**Request**. Take every line from the listing below that includes "this" and copy it.

Extracted records:
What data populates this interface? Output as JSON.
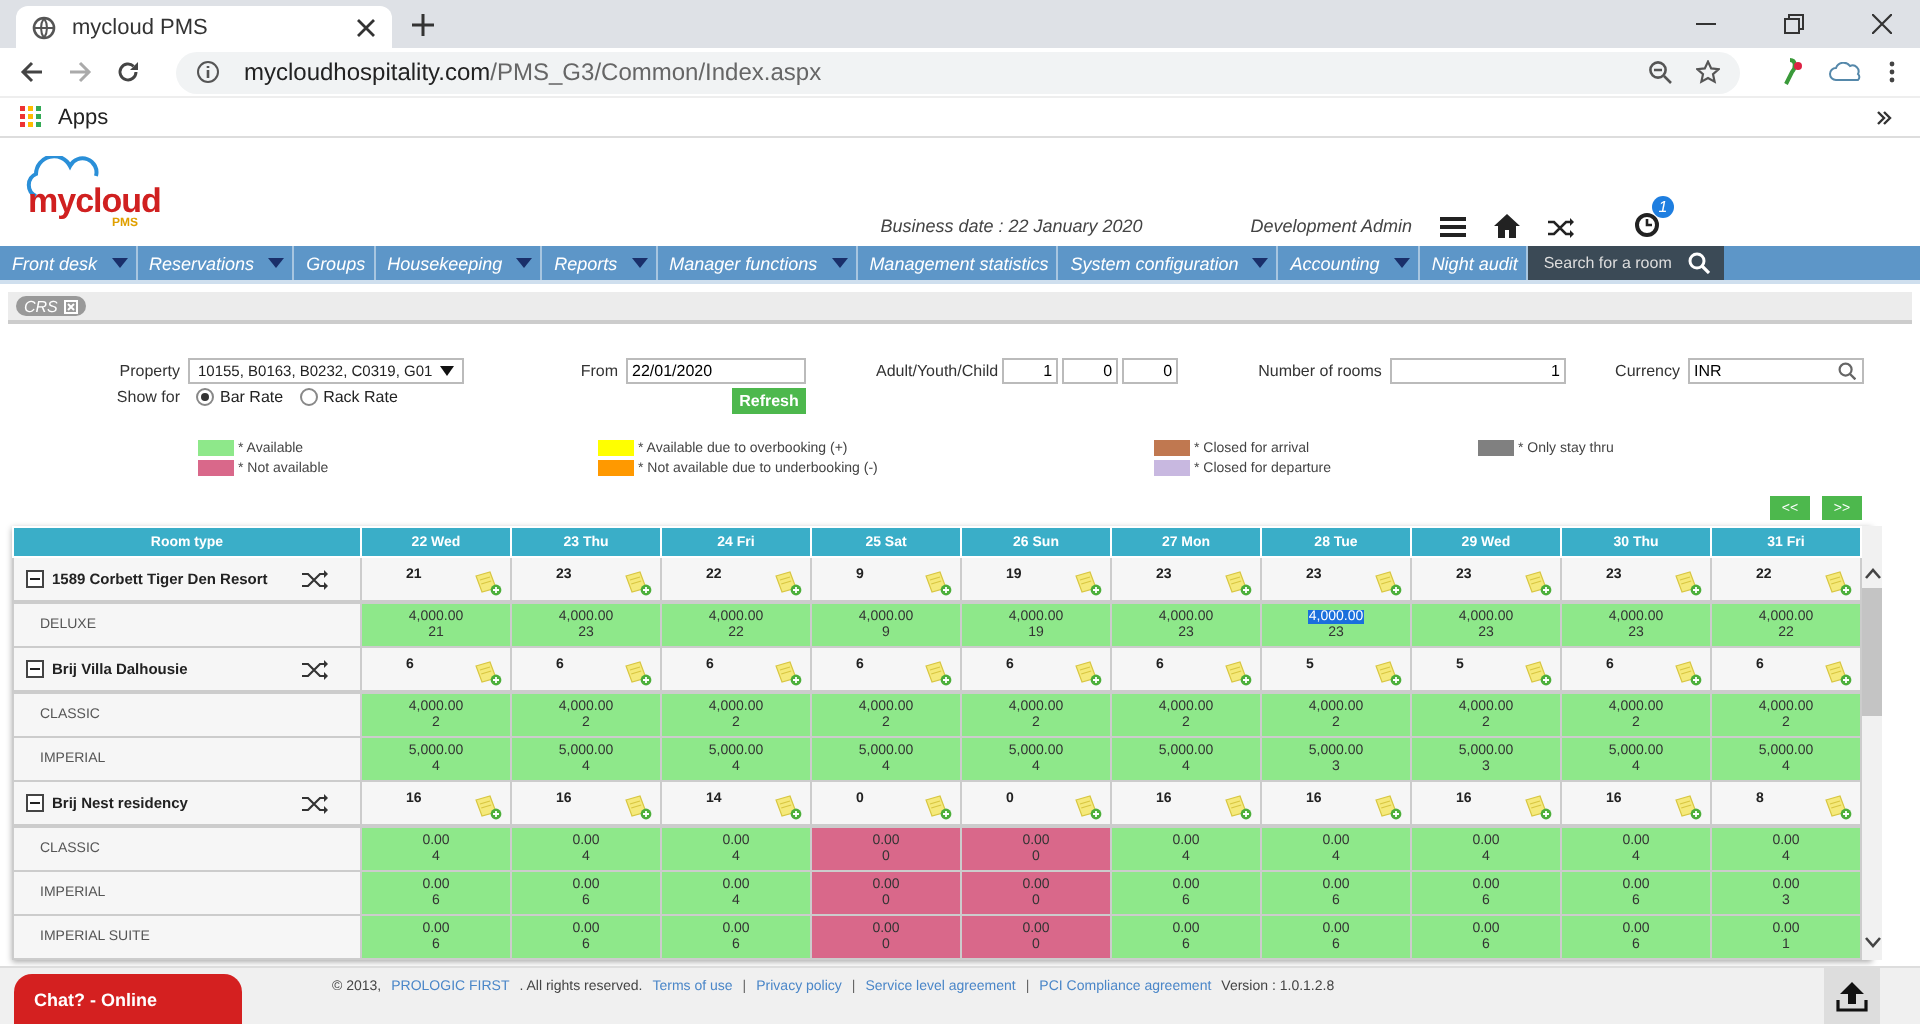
{
  "browser": {
    "tab_title": "mycloud PMS",
    "url_host": "mycloudhospitality.com",
    "url_path": "/PMS_G3/Common/Index.aspx",
    "bookmarks": [
      "Apps"
    ]
  },
  "header": {
    "logo": "mycloud",
    "logo_sub": "PMS",
    "business_date": "Business date : 22 January 2020",
    "user": "Development Admin",
    "notification_count": "1"
  },
  "menu": {
    "items": [
      {
        "label": "Front desk",
        "dropdown": true
      },
      {
        "label": "Reservations",
        "dropdown": true
      },
      {
        "label": "Groups",
        "dropdown": false
      },
      {
        "label": "Housekeeping",
        "dropdown": true
      },
      {
        "label": "Reports",
        "dropdown": true
      },
      {
        "label": "Manager functions",
        "dropdown": true
      },
      {
        "label": "Management statistics",
        "dropdown": false
      },
      {
        "label": "System configuration",
        "dropdown": true
      },
      {
        "label": "Accounting",
        "dropdown": true
      },
      {
        "label": "Night audit",
        "dropdown": false
      }
    ],
    "search_placeholder": "Search for a room"
  },
  "open_tabs": [
    {
      "label": "CRS"
    }
  ],
  "filters": {
    "property_label": "Property",
    "property_value": "10155, B0163, B0232, C0319, G01",
    "from_label": "From",
    "from_value": "22/01/2020",
    "refresh": "Refresh",
    "guests_label": "Adult/Youth/Child",
    "guests": [
      "1",
      "0",
      "0"
    ],
    "rooms_label": "Number of rooms",
    "rooms_value": "1",
    "currency_label": "Currency",
    "currency_value": "INR",
    "show_for_label": "Show for",
    "rate_options": [
      {
        "label": "Bar Rate",
        "selected": true
      },
      {
        "label": "Rack Rate",
        "selected": false
      }
    ]
  },
  "legend": [
    {
      "label": "* Available",
      "color": "#8ee88a"
    },
    {
      "label": "* Not available",
      "color": "#d9688a"
    },
    {
      "label": "* Available due to overbooking (+)",
      "color": "#ffff00"
    },
    {
      "label": "* Not available due to underbooking (-)",
      "color": "#ff9900"
    },
    {
      "label": "* Closed for arrival",
      "color": "#c07850"
    },
    {
      "label": "* Closed for departure",
      "color": "#c8b8e0"
    },
    {
      "label": "* Only stay thru",
      "color": "#808080"
    }
  ],
  "pager": [
    "<<",
    ">>"
  ],
  "grid": {
    "columns": [
      "Room type",
      "22 Wed",
      "23 Thu",
      "24 Fri",
      "25 Sat",
      "26 Sun",
      "27 Mon",
      "28 Tue",
      "29 Wed",
      "30 Thu",
      "31 Fri"
    ],
    "groups": [
      {
        "name": "1589 Corbett Tiger Den Resort",
        "expanded": true,
        "counts": [
          "21",
          "23",
          "22",
          "9",
          "19",
          "23",
          "23",
          "23",
          "23",
          "22"
        ],
        "rooms": [
          {
            "name": "DELUXE",
            "cells": [
              {
                "rate": "4,000.00",
                "count": "21",
                "available": true,
                "selected": false
              },
              {
                "rate": "4,000.00",
                "count": "23",
                "available": true,
                "selected": false
              },
              {
                "rate": "4,000.00",
                "count": "22",
                "available": true,
                "selected": false
              },
              {
                "rate": "4,000.00",
                "count": "9",
                "available": true,
                "selected": false
              },
              {
                "rate": "4,000.00",
                "count": "19",
                "available": true,
                "selected": false
              },
              {
                "rate": "4,000.00",
                "count": "23",
                "available": true,
                "selected": false
              },
              {
                "rate": "4,000.00",
                "count": "23",
                "available": true,
                "selected": true
              },
              {
                "rate": "4,000.00",
                "count": "23",
                "available": true,
                "selected": false
              },
              {
                "rate": "4,000.00",
                "count": "23",
                "available": true,
                "selected": false
              },
              {
                "rate": "4,000.00",
                "count": "22",
                "available": true,
                "selected": false
              }
            ]
          }
        ]
      },
      {
        "name": "Brij Villa Dalhousie",
        "expanded": true,
        "counts": [
          "6",
          "6",
          "6",
          "6",
          "6",
          "6",
          "5",
          "5",
          "6",
          "6"
        ],
        "rooms": [
          {
            "name": "CLASSIC",
            "cells": [
              {
                "rate": "4,000.00",
                "count": "2",
                "available": true,
                "selected": false
              },
              {
                "rate": "4,000.00",
                "count": "2",
                "available": true,
                "selected": false
              },
              {
                "rate": "4,000.00",
                "count": "2",
                "available": true,
                "selected": false
              },
              {
                "rate": "4,000.00",
                "count": "2",
                "available": true,
                "selected": false
              },
              {
                "rate": "4,000.00",
                "count": "2",
                "available": true,
                "selected": false
              },
              {
                "rate": "4,000.00",
                "count": "2",
                "available": true,
                "selected": false
              },
              {
                "rate": "4,000.00",
                "count": "2",
                "available": true,
                "selected": false
              },
              {
                "rate": "4,000.00",
                "count": "2",
                "available": true,
                "selected": false
              },
              {
                "rate": "4,000.00",
                "count": "2",
                "available": true,
                "selected": false
              },
              {
                "rate": "4,000.00",
                "count": "2",
                "available": true,
                "selected": false
              }
            ]
          },
          {
            "name": "IMPERIAL",
            "cells": [
              {
                "rate": "5,000.00",
                "count": "4",
                "available": true,
                "selected": false
              },
              {
                "rate": "5,000.00",
                "count": "4",
                "available": true,
                "selected": false
              },
              {
                "rate": "5,000.00",
                "count": "4",
                "available": true,
                "selected": false
              },
              {
                "rate": "5,000.00",
                "count": "4",
                "available": true,
                "selected": false
              },
              {
                "rate": "5,000.00",
                "count": "4",
                "available": true,
                "selected": false
              },
              {
                "rate": "5,000.00",
                "count": "4",
                "available": true,
                "selected": false
              },
              {
                "rate": "5,000.00",
                "count": "3",
                "available": true,
                "selected": false
              },
              {
                "rate": "5,000.00",
                "count": "3",
                "available": true,
                "selected": false
              },
              {
                "rate": "5,000.00",
                "count": "4",
                "available": true,
                "selected": false
              },
              {
                "rate": "5,000.00",
                "count": "4",
                "available": true,
                "selected": false
              }
            ]
          }
        ]
      },
      {
        "name": "Brij Nest residency",
        "expanded": true,
        "counts": [
          "16",
          "16",
          "14",
          "0",
          "0",
          "16",
          "16",
          "16",
          "16",
          "8"
        ],
        "rooms": [
          {
            "name": "CLASSIC",
            "cells": [
              {
                "rate": "0.00",
                "count": "4",
                "available": true,
                "selected": false
              },
              {
                "rate": "0.00",
                "count": "4",
                "available": true,
                "selected": false
              },
              {
                "rate": "0.00",
                "count": "4",
                "available": true,
                "selected": false
              },
              {
                "rate": "0.00",
                "count": "0",
                "available": false,
                "selected": false
              },
              {
                "rate": "0.00",
                "count": "0",
                "available": false,
                "selected": false
              },
              {
                "rate": "0.00",
                "count": "4",
                "available": true,
                "selected": false
              },
              {
                "rate": "0.00",
                "count": "4",
                "available": true,
                "selected": false
              },
              {
                "rate": "0.00",
                "count": "4",
                "available": true,
                "selected": false
              },
              {
                "rate": "0.00",
                "count": "4",
                "available": true,
                "selected": false
              },
              {
                "rate": "0.00",
                "count": "4",
                "available": true,
                "selected": false
              }
            ]
          },
          {
            "name": "IMPERIAL",
            "cells": [
              {
                "rate": "0.00",
                "count": "6",
                "available": true,
                "selected": false
              },
              {
                "rate": "0.00",
                "count": "6",
                "available": true,
                "selected": false
              },
              {
                "rate": "0.00",
                "count": "4",
                "available": true,
                "selected": false
              },
              {
                "rate": "0.00",
                "count": "0",
                "available": false,
                "selected": false
              },
              {
                "rate": "0.00",
                "count": "0",
                "available": false,
                "selected": false
              },
              {
                "rate": "0.00",
                "count": "6",
                "available": true,
                "selected": false
              },
              {
                "rate": "0.00",
                "count": "6",
                "available": true,
                "selected": false
              },
              {
                "rate": "0.00",
                "count": "6",
                "available": true,
                "selected": false
              },
              {
                "rate": "0.00",
                "count": "6",
                "available": true,
                "selected": false
              },
              {
                "rate": "0.00",
                "count": "3",
                "available": true,
                "selected": false
              }
            ]
          },
          {
            "name": "IMPERIAL SUITE",
            "cells": [
              {
                "rate": "0.00",
                "count": "6",
                "available": true,
                "selected": false
              },
              {
                "rate": "0.00",
                "count": "6",
                "available": true,
                "selected": false
              },
              {
                "rate": "0.00",
                "count": "6",
                "available": true,
                "selected": false
              },
              {
                "rate": "0.00",
                "count": "0",
                "available": false,
                "selected": false
              },
              {
                "rate": "0.00",
                "count": "0",
                "available": false,
                "selected": false
              },
              {
                "rate": "0.00",
                "count": "6",
                "available": true,
                "selected": false
              },
              {
                "rate": "0.00",
                "count": "6",
                "available": true,
                "selected": false
              },
              {
                "rate": "0.00",
                "count": "6",
                "available": true,
                "selected": false
              },
              {
                "rate": "0.00",
                "count": "6",
                "available": true,
                "selected": false
              },
              {
                "rate": "0.00",
                "count": "1",
                "available": true,
                "selected": false
              }
            ]
          }
        ]
      }
    ]
  },
  "footer": {
    "copyright": "© 2013,",
    "company": "PROLOGIC FIRST",
    "rights": ". All rights reserved.",
    "separator": "|",
    "links": [
      "Terms of use",
      "Privacy policy",
      "Service level agreement",
      "PCI Compliance agreement"
    ],
    "version": "Version : 1.0.1.2.8",
    "chat": "Chat? - Online"
  }
}
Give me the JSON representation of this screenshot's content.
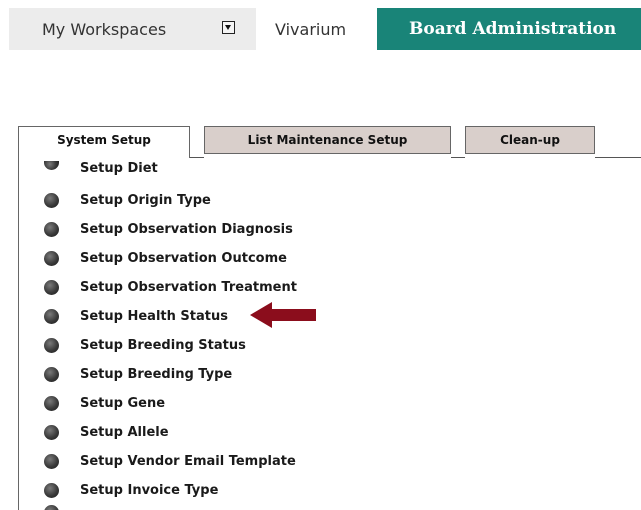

**Response below**.
What data populates this interface? Output as JSON.
Give me the JSON representation of this screenshot's content.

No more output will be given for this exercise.